## [Written request]
Among the following entries, count the lines that contain "arrow" and report only the result.

## [Excerpted records]
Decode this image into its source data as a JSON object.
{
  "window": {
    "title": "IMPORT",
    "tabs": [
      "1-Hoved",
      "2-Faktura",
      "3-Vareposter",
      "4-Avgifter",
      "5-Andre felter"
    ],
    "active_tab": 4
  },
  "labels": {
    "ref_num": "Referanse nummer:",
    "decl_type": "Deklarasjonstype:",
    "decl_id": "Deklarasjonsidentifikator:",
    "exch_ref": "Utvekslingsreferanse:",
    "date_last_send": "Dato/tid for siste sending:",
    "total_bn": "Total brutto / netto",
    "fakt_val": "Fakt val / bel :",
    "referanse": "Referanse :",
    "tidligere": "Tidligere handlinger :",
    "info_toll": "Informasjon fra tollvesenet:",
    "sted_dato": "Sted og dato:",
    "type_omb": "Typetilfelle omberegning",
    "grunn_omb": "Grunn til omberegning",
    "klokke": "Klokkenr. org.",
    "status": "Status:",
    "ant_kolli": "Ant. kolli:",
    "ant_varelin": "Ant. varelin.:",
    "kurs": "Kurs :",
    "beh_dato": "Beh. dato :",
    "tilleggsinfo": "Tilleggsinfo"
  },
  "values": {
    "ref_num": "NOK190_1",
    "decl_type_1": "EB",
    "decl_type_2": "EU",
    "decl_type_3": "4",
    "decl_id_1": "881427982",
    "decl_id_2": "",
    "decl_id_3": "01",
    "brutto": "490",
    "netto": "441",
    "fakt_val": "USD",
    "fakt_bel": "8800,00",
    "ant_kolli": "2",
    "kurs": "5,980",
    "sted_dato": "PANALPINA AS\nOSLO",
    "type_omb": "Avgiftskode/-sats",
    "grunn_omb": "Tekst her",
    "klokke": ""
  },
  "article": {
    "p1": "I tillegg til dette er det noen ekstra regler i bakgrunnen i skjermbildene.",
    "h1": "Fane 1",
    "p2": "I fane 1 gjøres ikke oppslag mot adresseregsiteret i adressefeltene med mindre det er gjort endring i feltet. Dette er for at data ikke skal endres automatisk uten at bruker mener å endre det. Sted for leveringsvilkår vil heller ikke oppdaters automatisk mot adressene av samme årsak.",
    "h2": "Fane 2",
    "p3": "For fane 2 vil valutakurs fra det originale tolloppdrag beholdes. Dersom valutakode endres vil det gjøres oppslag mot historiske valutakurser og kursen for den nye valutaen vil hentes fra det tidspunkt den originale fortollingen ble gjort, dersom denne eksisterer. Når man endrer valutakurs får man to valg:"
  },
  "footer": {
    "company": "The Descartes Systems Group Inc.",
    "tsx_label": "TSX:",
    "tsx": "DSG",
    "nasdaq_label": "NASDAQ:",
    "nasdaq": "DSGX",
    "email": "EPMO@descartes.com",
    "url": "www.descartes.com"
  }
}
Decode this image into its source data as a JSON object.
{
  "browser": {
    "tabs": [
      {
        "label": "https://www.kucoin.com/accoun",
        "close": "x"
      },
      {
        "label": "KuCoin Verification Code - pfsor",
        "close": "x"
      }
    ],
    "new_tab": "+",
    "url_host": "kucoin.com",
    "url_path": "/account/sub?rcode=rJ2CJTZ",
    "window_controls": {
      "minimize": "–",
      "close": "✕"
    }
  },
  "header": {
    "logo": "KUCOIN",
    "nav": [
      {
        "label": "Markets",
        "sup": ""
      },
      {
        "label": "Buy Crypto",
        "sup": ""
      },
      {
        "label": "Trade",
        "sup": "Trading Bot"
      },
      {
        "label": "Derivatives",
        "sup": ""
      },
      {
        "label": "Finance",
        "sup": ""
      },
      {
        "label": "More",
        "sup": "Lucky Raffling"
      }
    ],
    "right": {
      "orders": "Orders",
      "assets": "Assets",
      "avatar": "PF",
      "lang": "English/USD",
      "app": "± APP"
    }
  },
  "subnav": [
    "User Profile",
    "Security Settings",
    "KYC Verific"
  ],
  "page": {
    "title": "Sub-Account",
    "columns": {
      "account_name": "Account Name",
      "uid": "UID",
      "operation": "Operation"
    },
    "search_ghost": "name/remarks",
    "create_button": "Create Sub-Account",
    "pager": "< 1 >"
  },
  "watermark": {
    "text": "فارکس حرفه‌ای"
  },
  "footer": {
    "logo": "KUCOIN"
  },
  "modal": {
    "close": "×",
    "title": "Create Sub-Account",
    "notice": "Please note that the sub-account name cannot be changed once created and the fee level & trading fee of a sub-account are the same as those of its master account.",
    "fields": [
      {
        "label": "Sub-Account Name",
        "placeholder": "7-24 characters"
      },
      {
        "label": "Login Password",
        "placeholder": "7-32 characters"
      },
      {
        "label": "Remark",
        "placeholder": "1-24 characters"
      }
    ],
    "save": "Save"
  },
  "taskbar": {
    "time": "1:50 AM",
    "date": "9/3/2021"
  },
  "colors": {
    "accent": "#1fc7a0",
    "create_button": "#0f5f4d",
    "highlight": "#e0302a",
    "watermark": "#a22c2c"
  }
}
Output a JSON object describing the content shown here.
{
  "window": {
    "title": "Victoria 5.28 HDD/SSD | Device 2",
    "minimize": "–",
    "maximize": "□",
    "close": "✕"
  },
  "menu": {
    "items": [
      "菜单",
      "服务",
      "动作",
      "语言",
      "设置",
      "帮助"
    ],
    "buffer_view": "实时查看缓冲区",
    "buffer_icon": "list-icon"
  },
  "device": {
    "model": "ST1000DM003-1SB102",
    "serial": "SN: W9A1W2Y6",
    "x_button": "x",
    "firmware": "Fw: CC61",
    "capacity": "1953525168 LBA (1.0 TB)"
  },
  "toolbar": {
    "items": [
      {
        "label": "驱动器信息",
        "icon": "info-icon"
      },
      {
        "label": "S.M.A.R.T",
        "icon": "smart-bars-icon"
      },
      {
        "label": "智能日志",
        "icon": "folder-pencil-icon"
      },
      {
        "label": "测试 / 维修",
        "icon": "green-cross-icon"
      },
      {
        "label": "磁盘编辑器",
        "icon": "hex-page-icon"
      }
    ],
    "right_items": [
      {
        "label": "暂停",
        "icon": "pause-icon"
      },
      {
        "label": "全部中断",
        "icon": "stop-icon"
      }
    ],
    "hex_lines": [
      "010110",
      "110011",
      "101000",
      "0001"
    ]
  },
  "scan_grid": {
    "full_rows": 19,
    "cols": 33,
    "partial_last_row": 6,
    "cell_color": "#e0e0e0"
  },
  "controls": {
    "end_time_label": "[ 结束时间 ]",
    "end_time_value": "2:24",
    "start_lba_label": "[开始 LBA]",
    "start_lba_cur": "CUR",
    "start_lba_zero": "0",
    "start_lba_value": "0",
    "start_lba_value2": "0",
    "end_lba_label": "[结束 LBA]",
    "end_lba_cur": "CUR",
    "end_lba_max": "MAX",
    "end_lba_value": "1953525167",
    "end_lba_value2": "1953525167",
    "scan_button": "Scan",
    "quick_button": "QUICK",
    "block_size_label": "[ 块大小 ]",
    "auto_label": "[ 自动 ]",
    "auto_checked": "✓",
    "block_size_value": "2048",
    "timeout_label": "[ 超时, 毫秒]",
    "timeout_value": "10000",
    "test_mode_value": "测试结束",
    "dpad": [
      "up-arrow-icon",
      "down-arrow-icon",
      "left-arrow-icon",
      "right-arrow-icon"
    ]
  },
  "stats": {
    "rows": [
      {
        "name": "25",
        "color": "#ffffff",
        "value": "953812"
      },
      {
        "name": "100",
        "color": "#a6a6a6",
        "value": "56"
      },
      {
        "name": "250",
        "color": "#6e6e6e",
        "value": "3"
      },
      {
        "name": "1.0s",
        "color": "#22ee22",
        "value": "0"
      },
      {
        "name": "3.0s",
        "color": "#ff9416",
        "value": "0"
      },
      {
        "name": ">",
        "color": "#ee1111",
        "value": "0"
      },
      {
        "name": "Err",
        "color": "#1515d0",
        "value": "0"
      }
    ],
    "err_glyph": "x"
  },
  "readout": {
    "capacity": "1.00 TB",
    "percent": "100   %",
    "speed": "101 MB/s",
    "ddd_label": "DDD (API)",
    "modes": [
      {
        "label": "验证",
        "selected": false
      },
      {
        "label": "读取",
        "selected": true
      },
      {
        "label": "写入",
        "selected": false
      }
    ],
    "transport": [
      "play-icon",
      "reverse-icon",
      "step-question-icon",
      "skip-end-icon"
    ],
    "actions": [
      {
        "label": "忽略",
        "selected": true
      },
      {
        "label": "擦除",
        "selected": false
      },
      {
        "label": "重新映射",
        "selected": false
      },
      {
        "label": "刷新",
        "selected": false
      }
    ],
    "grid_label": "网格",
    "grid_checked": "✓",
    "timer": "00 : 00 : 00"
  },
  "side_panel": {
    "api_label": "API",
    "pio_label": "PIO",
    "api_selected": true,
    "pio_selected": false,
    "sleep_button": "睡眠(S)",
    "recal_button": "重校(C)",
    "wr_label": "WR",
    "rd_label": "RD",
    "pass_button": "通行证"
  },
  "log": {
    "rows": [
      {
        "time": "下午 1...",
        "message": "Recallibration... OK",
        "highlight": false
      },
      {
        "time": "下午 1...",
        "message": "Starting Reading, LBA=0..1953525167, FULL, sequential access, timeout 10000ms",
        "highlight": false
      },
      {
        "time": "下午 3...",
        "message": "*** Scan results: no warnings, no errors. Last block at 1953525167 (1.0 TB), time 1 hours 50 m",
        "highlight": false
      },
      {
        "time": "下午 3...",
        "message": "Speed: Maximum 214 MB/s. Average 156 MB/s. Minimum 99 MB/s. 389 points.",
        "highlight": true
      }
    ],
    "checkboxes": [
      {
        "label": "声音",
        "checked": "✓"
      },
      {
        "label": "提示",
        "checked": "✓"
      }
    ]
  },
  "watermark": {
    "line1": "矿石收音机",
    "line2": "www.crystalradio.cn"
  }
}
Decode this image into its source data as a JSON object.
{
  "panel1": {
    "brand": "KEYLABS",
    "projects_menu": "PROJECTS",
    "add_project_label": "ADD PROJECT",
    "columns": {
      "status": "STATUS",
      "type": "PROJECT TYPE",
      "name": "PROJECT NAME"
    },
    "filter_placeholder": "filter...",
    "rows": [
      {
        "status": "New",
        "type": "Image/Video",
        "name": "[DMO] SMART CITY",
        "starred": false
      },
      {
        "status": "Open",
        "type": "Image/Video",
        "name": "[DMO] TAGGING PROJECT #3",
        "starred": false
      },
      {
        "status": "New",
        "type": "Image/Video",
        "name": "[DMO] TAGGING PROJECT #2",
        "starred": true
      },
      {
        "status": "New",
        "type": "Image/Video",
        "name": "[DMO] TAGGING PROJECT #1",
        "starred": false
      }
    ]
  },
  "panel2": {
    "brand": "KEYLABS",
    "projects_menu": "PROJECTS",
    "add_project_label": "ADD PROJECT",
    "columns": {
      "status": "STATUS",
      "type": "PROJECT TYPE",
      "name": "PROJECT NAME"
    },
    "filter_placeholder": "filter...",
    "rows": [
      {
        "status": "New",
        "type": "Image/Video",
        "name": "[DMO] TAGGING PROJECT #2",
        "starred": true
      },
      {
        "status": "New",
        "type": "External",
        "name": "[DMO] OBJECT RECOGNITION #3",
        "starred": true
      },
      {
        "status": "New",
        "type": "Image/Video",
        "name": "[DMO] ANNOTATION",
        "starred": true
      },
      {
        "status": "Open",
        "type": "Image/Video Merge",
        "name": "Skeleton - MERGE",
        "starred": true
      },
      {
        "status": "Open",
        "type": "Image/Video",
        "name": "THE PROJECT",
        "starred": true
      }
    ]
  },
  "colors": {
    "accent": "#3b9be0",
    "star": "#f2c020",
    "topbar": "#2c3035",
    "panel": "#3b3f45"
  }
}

## [The response]
4